Given task: Report only how many lines of the entries below contain the string "name".
* begin *
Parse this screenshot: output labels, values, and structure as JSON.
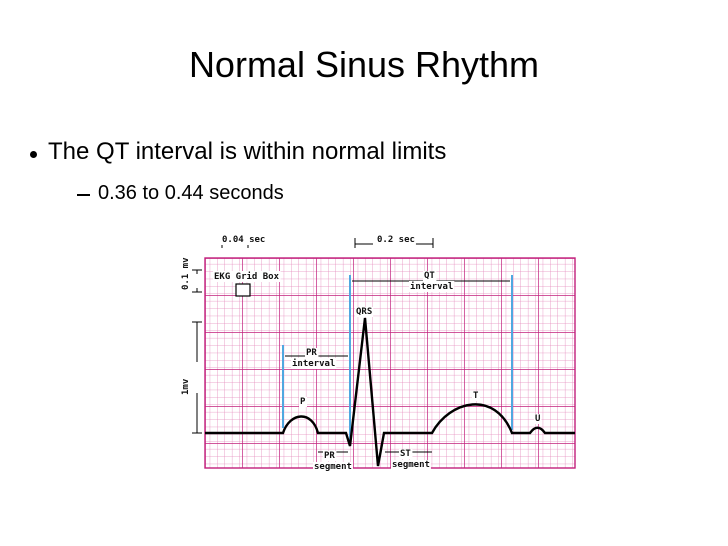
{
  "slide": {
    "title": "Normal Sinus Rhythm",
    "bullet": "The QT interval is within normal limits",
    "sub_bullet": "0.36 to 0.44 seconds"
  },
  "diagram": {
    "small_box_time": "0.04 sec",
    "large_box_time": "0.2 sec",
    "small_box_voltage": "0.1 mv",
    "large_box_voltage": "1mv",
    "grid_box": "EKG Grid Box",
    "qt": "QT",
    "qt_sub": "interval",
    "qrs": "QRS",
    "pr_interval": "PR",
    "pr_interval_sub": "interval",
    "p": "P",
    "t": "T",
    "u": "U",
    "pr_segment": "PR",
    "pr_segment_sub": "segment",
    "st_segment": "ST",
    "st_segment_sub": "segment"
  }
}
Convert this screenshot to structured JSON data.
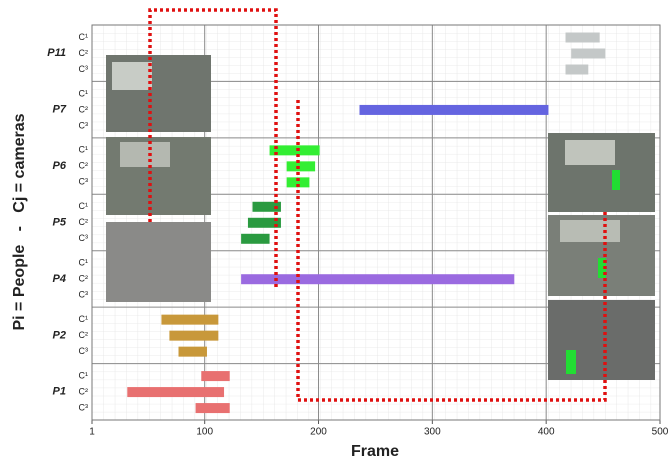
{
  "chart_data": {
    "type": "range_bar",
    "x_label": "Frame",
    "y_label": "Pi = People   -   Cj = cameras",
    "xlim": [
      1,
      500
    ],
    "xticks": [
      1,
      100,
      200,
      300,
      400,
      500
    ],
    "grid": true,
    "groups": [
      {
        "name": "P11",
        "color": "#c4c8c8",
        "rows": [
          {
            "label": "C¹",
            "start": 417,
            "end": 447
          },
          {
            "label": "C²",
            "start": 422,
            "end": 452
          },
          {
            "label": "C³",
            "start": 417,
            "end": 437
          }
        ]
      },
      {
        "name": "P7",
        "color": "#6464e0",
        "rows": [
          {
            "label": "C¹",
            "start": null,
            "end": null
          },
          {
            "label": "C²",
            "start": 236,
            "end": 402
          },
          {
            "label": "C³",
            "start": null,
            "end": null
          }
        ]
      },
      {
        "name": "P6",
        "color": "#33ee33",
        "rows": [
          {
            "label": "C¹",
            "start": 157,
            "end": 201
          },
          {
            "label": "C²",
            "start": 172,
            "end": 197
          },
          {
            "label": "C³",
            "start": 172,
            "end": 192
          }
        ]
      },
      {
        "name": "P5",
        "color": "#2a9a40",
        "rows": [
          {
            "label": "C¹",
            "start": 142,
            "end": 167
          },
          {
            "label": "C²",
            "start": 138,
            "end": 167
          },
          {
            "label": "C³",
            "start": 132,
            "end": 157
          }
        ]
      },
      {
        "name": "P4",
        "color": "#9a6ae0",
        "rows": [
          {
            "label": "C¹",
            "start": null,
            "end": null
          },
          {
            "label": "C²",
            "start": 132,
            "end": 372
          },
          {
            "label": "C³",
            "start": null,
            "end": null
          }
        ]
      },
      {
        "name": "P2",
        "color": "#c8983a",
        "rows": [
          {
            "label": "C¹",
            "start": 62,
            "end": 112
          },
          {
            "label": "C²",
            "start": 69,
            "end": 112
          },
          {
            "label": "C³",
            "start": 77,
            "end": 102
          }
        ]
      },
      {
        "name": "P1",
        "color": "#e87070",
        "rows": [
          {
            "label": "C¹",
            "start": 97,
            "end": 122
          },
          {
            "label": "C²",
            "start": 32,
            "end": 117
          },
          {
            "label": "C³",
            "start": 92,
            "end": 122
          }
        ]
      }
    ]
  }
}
* end *
Solution: 7